Given exercise ::
Rewrite all the entries below with every "Deployment" changed to "Release" and everything else left as it is. Leave the pictures out.

+++

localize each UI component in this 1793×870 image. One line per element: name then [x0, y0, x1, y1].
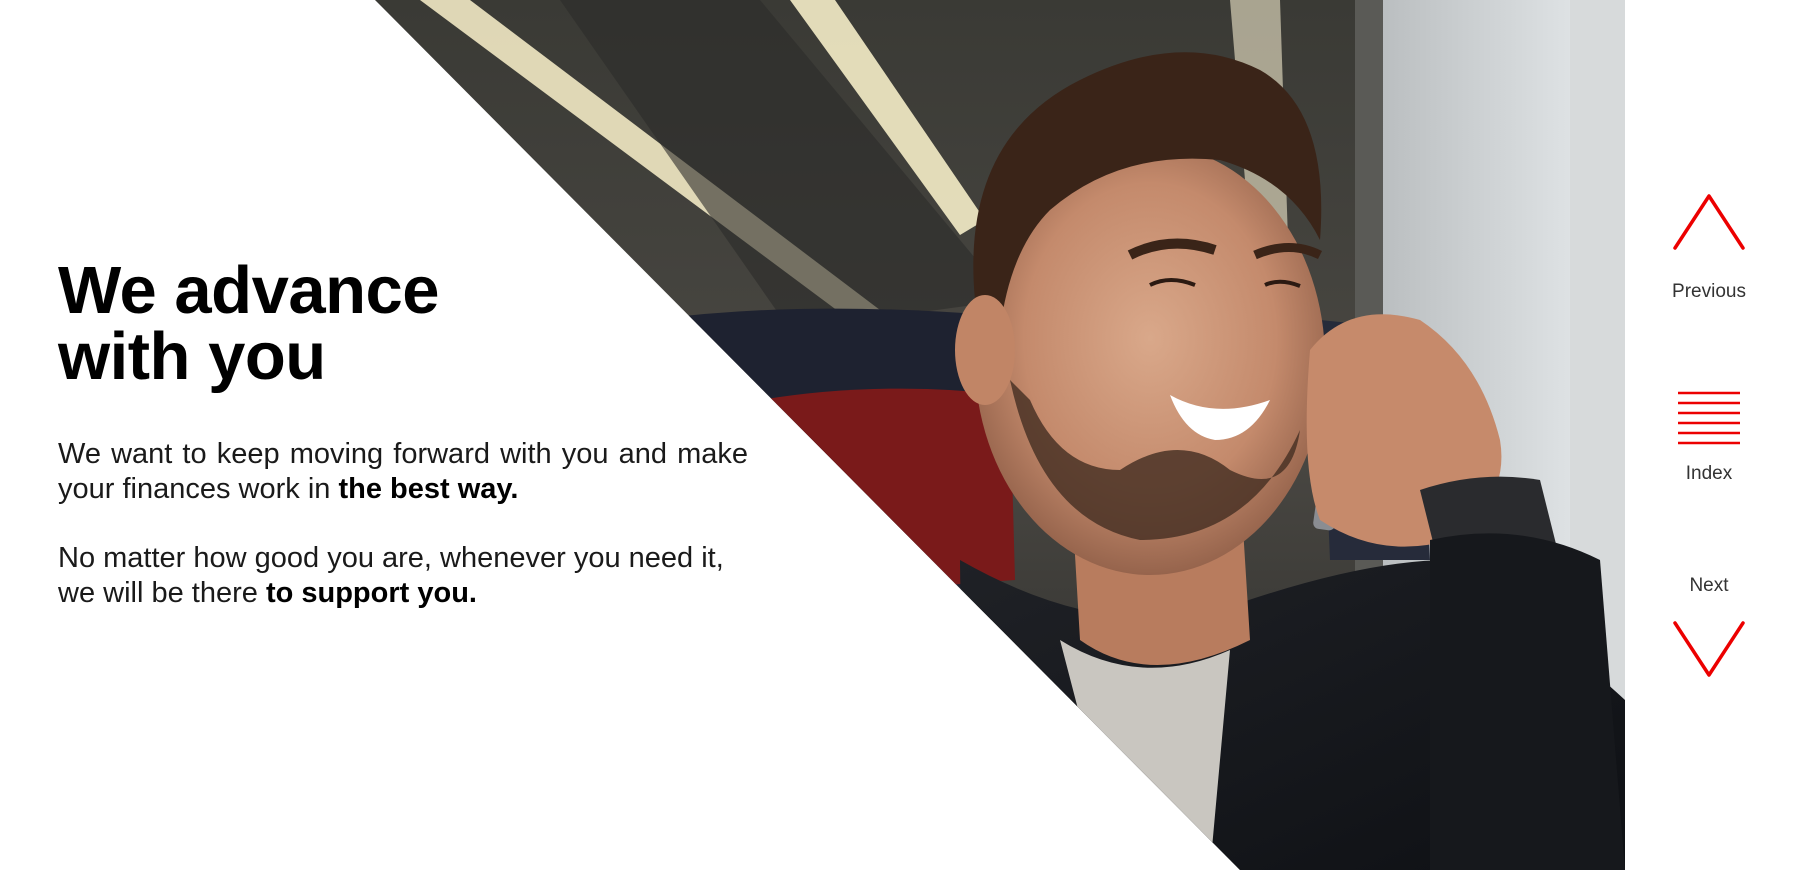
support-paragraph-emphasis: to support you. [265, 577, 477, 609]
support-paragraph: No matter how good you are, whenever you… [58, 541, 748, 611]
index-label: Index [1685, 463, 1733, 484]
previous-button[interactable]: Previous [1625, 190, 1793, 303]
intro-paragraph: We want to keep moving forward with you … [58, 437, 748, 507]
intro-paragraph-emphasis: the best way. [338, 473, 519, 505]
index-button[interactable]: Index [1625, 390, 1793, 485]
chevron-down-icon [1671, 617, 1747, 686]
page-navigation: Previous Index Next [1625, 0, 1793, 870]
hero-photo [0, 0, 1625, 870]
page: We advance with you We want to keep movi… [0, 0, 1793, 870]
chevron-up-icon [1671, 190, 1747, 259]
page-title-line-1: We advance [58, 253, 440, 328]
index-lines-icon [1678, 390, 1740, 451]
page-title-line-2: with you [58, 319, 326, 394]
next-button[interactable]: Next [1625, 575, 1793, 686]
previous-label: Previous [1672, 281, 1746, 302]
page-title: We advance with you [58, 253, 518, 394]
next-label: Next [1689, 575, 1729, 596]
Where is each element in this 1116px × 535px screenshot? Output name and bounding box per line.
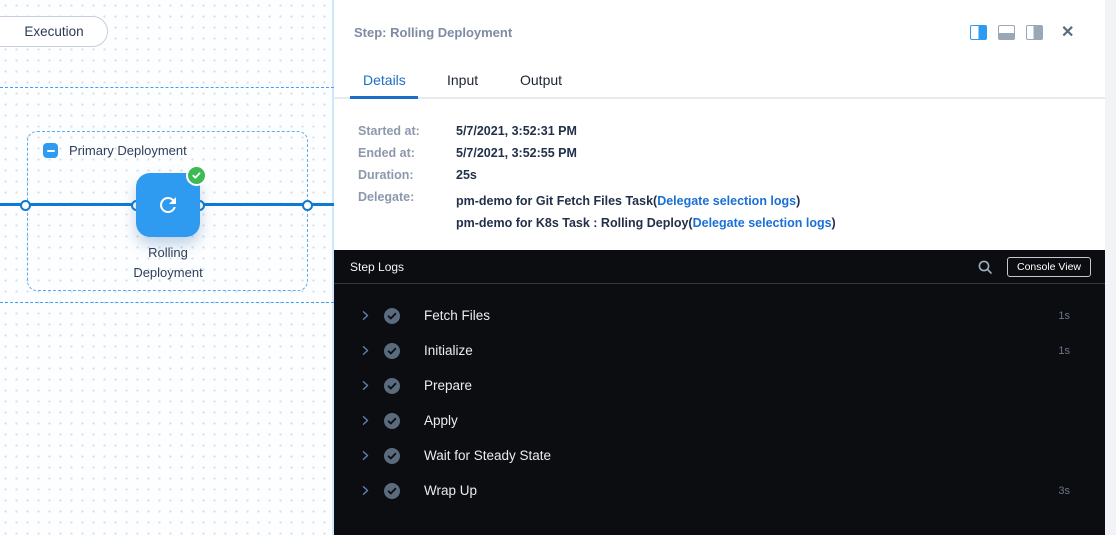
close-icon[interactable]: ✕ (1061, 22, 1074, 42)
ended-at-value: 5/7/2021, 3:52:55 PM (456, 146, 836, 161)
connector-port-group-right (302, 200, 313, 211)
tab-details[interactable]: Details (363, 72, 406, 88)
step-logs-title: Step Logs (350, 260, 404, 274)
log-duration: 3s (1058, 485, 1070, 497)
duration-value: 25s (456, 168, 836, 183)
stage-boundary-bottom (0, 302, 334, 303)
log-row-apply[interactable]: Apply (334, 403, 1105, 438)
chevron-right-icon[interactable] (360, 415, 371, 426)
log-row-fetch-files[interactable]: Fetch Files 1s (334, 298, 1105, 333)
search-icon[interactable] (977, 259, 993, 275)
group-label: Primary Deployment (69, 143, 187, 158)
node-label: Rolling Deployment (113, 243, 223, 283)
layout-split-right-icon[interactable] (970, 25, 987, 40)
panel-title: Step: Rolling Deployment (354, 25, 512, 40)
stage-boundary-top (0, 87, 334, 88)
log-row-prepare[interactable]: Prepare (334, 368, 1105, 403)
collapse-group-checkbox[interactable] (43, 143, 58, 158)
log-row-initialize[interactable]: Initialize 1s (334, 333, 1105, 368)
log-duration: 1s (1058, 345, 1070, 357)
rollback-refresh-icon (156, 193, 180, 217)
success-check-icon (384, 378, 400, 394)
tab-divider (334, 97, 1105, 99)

+++

Correct result ::
localize each UI component in this 1793×870 image. One line per element: name then [x0, y0, x1, y1].
support-paragraph-emphasis: to support you. [265, 577, 477, 609]
support-paragraph: No matter how good you are, whenever you… [58, 541, 748, 611]
index-label: Index [1685, 463, 1733, 484]
previous-button[interactable]: Previous [1625, 190, 1793, 303]
intro-paragraph: We want to keep moving forward with you … [58, 437, 748, 507]
intro-paragraph-emphasis: the best way. [338, 473, 519, 505]
index-button[interactable]: Index [1625, 390, 1793, 485]
chevron-down-icon [1671, 617, 1747, 686]
page-navigation: Previous Index Next [1625, 0, 1793, 870]
hero-photo [0, 0, 1625, 870]
page: We advance with you We want to keep movi… [0, 0, 1793, 870]
chevron-up-icon [1671, 190, 1747, 259]
page-title-line-1: We advance [58, 253, 440, 328]
index-lines-icon [1678, 390, 1740, 451]
page-title-line-2: with you [58, 319, 326, 394]
next-button[interactable]: Next [1625, 575, 1793, 686]
previous-label: Previous [1672, 281, 1746, 302]
page-title: We advance with you [58, 253, 518, 394]
next-label: Next [1689, 575, 1729, 596]
Where is each element in this 1116px × 535px screenshot? Output name and bounding box per line.
close-icon[interactable]: ✕ (1061, 22, 1074, 42)
ended-at-value: 5/7/2021, 3:52:55 PM (456, 146, 836, 161)
connector-port-group-right (302, 200, 313, 211)
tab-details[interactable]: Details (363, 72, 406, 88)
step-logs-title: Step Logs (350, 260, 404, 274)
log-duration: 3s (1058, 485, 1070, 497)
duration-value: 25s (456, 168, 836, 183)
stage-boundary-bottom (0, 302, 334, 303)
log-row-apply[interactable]: Apply (334, 403, 1105, 438)
chevron-right-icon[interactable] (360, 415, 371, 426)
log-row-fetch-files[interactable]: Fetch Files 1s (334, 298, 1105, 333)
search-icon[interactable] (977, 259, 993, 275)
group-label: Primary Release (69, 143, 187, 158)
node-label: Rolling Release (113, 243, 223, 283)
layout-split-right-icon[interactable] (970, 25, 987, 40)
panel-title: Step: Rolling Release (354, 25, 512, 40)
stage-boundary-top (0, 87, 334, 88)
log-row-prepare[interactable]: Prepare (334, 368, 1105, 403)
collapse-group-checkbox[interactable] (43, 143, 58, 158)
log-row-initialize[interactable]: Initialize 1s (334, 333, 1105, 368)
log-duration: 1s (1058, 345, 1070, 357)
rollback-refresh-icon (156, 193, 180, 217)
success-check-icon (384, 378, 400, 394)
tab-divider (334, 97, 1105, 99)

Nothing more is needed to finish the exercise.